-- WRITTEN PROBLEM --
A verbatim copy of the records is required, with all pictures left out.

-- GIVEN INFORMATION --
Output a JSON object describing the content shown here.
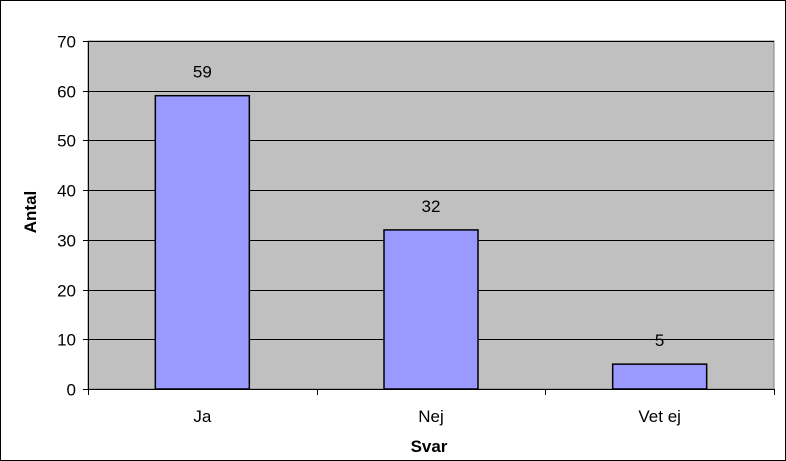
{
  "chart_data": {
    "type": "bar",
    "categories": [
      "Ja",
      "Nej",
      "Vet ej"
    ],
    "values": [
      59,
      32,
      5
    ],
    "data_labels": [
      "59",
      "32",
      "5"
    ],
    "xlabel": "Svar",
    "ylabel": "Antal",
    "ylim": [
      0,
      70
    ],
    "yticks": [
      0,
      10,
      20,
      30,
      40,
      50,
      60,
      70
    ],
    "ytick_labels": [
      "0",
      "10",
      "20",
      "30",
      "40",
      "50",
      "60",
      "70"
    ],
    "grid": true,
    "legend": "none",
    "colors": {
      "bar_fill": "#9999ff",
      "bar_stroke": "#000000",
      "plot_background": "#c0c0c0",
      "gridline": "#000000"
    }
  }
}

-- TASK RESPONSE --
Output a JSON object describing the content shown here.
{
  "chart_data": {
    "type": "bar",
    "categories": [
      "Ja",
      "Nej",
      "Vet ej"
    ],
    "values": [
      59,
      32,
      5
    ],
    "data_labels": [
      "59",
      "32",
      "5"
    ],
    "xlabel": "Svar",
    "ylabel": "Antal",
    "ylim": [
      0,
      70
    ],
    "yticks": [
      0,
      10,
      20,
      30,
      40,
      50,
      60,
      70
    ],
    "ytick_labels": [
      "0",
      "10",
      "20",
      "30",
      "40",
      "50",
      "60",
      "70"
    ],
    "grid": true,
    "legend": "none",
    "colors": {
      "bar_fill": "#9999ff",
      "bar_stroke": "#000000",
      "plot_background": "#c0c0c0",
      "gridline": "#000000"
    }
  }
}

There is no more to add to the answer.